What this task involves.
Transcribe the entries that follow exactly as they appear, minus pictures.

Exercise data.
====
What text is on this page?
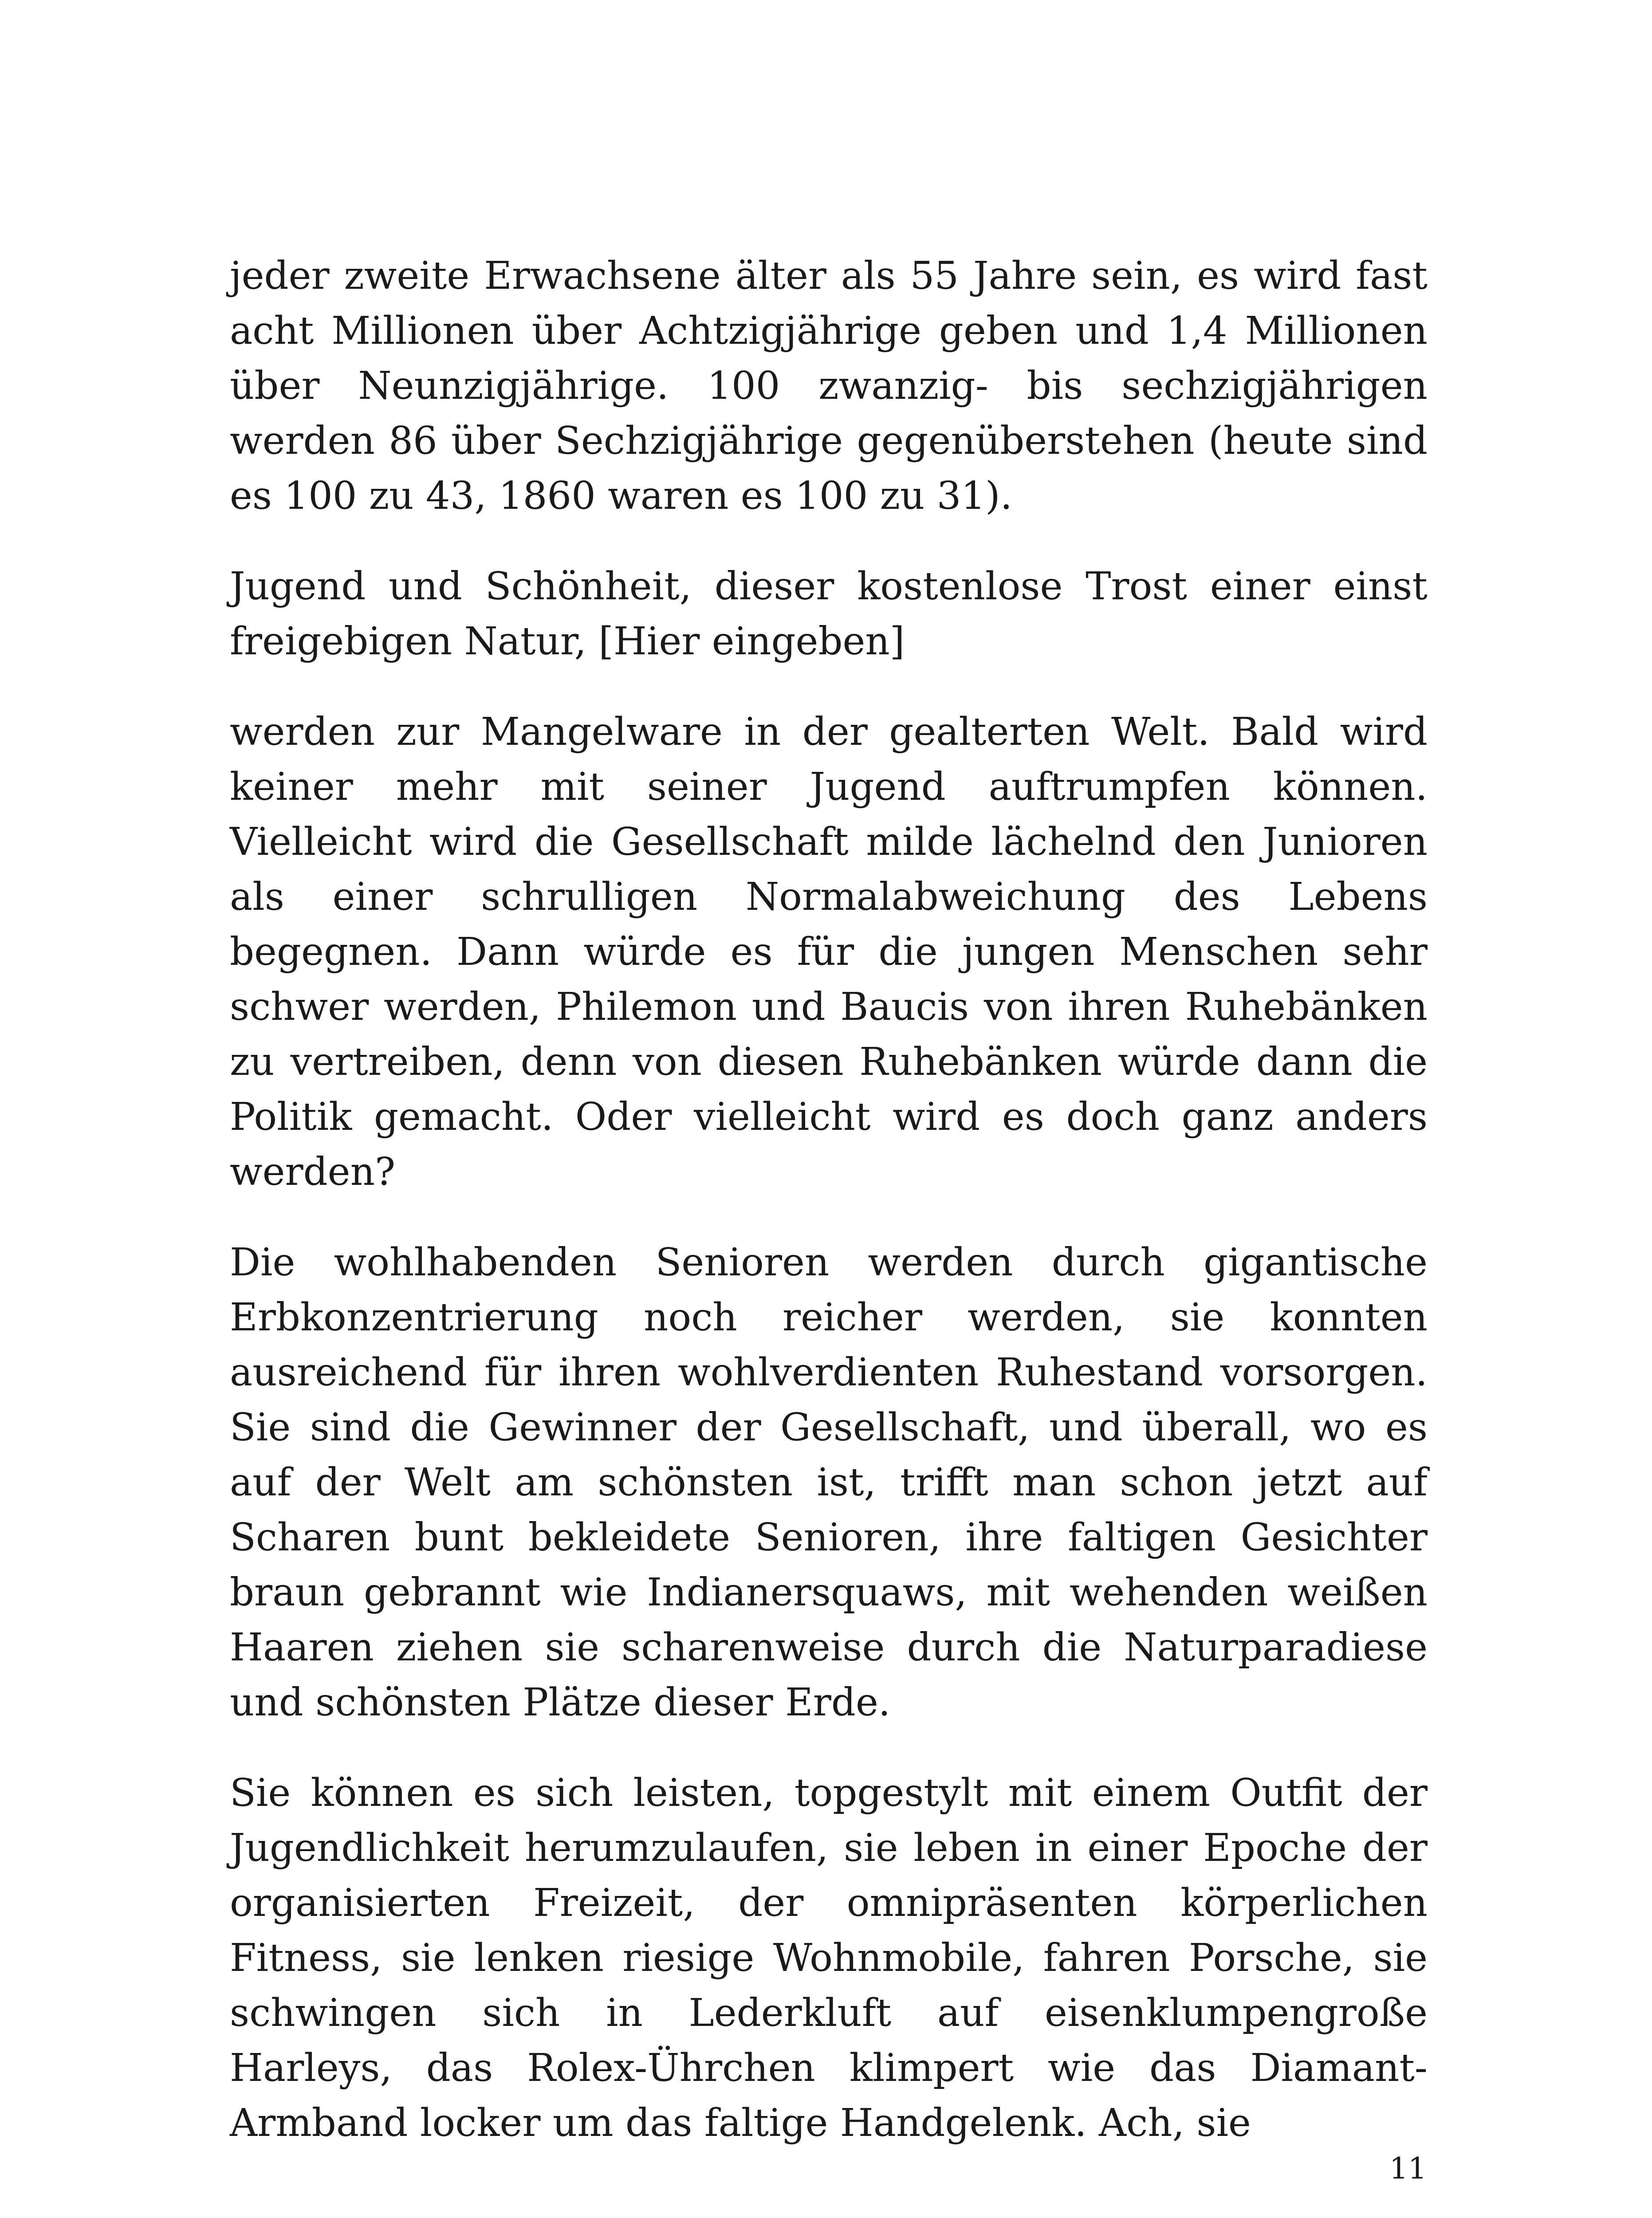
jeder zweite Erwachsene älter als 55 Jahre sein, es wird fast acht Millionen über Achtzigjährige geben und 1,4 Millionen über Neunzigjährige. 100 zwanzig- bis sechzigjährigen werden 86 über Sechzigjährige gegenüberstehen (heute sind es 100 zu 43, 1860 waren es 100 zu 31).

Jugend und Schönheit, dieser kostenlose Trost einer einst freigebigen Natur, [Hier eingeben]

werden zur Mangelware in der gealterten Welt. Bald wird keiner mehr mit seiner Jugend auftrumpfen können. Vielleicht wird die Gesellschaft milde lächelnd den Junioren als einer schrulligen Normalabweichung des Lebens begegnen. Dann würde es für die jungen Menschen sehr schwer werden, Philemon und Baucis von ihren Ruhebänken zu vertreiben, denn von diesen Ruhebänken würde dann die Politik gemacht. Oder vielleicht wird es doch ganz anders werden?

Die wohlhabenden Senioren werden durch gigantische Erbkonzentrierung noch reicher werden, sie konnten ausreichend für ihren wohlverdienten Ruhestand vorsorgen. Sie sind die Gewinner der Gesellschaft, und überall, wo es auf der Welt am schönsten ist, trifft man schon jetzt auf Scharen bunt bekleidete Senioren, ihre faltigen Gesichter braun gebrannt wie Indianersquaws, mit wehenden weißen Haaren ziehen sie scharenweise durch die Naturparadiese und schönsten Plätze dieser Erde.

Sie können es sich leisten, topgestylt mit einem Outfit der Jugendlichkeit herumzulaufen, sie leben in einer Epoche der organisierten Freizeit, der omnipräsenten körperlichen Fitness, sie lenken riesige Wohnmobile, fahren Porsche, sie schwingen sich in Lederkluft auf eisenklumpengroße Harleys, das Rolex-Ührchen klimpert wie das Diamant-Armband locker um das faltige Handgelenk. Ach, sie

11
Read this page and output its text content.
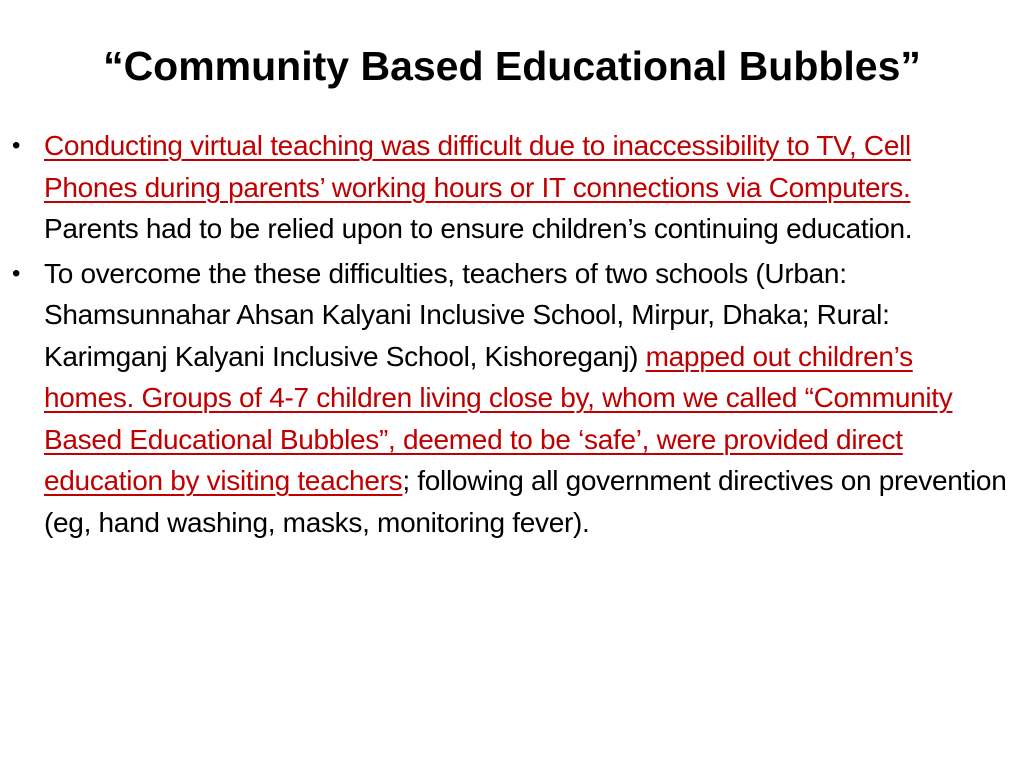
“Community Based Educational Bubbles”
• Conducting virtual teaching was difficult due to inaccessibility to TV, Cell Phones during parents’ working hours or IT connections via Computers. Parents had to be relied upon to ensure children’s continuing education.
• To overcome the these difficulties, teachers of two schools (Urban: Shamsunnahar Ahsan Kalyani Inclusive School, Mirpur, Dhaka; Rural: Karimganj Kalyani Inclusive School, Kishoreganj) mapped out children’s homes. Groups of 4-7 children living close by, whom we called “Community Based Educational Bubbles”, deemed to be ‘safe’, were provided direct education by visiting teachers; following all government directives on prevention (eg, hand washing, masks, monitoring fever).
====
Finished exercise.
What text is on this page?
jeder zweite Erwachsene älter als 55 Jahre sein, es wird fast acht Millionen über Achtzigjährige geben und 1,4 Millionen über Neunzigjährige. 100 zwanzig- bis sechzigjährigen werden 86 über Sechzigjährige gegenüberstehen (heute sind es 100 zu 43, 1860 waren es 100 zu 31).

Jugend und Schönheit, dieser kostenlose Trost einer einst freigebigen Natur, [Hier eingeben]

werden zur Mangelware in der gealterten Welt. Bald wird keiner mehr mit seiner Jugend auftrumpfen können. Vielleicht wird die Gesellschaft milde lächelnd den Junioren als einer schrulligen Normalabweichung des Lebens begegnen. Dann würde es für die jungen Menschen sehr schwer werden, Philemon und Baucis von ihren Ruhebänken zu vertreiben, denn von diesen Ruhebänken würde dann die Politik gemacht. Oder vielleicht wird es doch ganz anders werden?

Die wohlhabenden Senioren werden durch gigantische Erbkonzentrierung noch reicher werden, sie konnten ausreichend für ihren wohlverdienten Ruhestand vorsorgen. Sie sind die Gewinner der Gesellschaft, und überall, wo es auf der Welt am schönsten ist, trifft man schon jetzt auf Scharen bunt bekleidete Senioren, ihre faltigen Gesichter braun gebrannt wie Indianersquaws, mit wehenden weißen Haaren ziehen sie scharenweise durch die Naturparadiese und schönsten Plätze dieser Erde.

Sie können es sich leisten, topgestylt mit einem Outfit der Jugendlichkeit herumzulaufen, sie leben in einer Epoche der organisierten Freizeit, der omnipräsenten körperlichen Fitness, sie lenken riesige Wohnmobile, fahren Porsche, sie schwingen sich in Lederkluft auf eisenklumpengroße Harleys, das Rolex-Ührchen klimpert wie das Diamant-Armband locker um das faltige Handgelenk. Ach, sie

11
Read this page and output its text content.
“Community Based Educational Bubbles”
• Conducting virtual teaching was difficult due to inaccessibility to TV, Cell Phones during parents’ working hours or IT connections via Computers. Parents had to be relied upon to ensure children’s continuing education.
• To overcome the these difficulties, teachers of two schools (Urban: Shamsunnahar Ahsan Kalyani Inclusive School, Mirpur, Dhaka; Rural: Karimganj Kalyani Inclusive School, Kishoreganj) mapped out children’s homes. Groups of 4-7 children living close by, whom we called “Community Based Educational Bubbles”, deemed to be ‘safe’, were provided direct education by visiting teachers; following all government directives on prevention (eg, hand washing, masks, monitoring fever).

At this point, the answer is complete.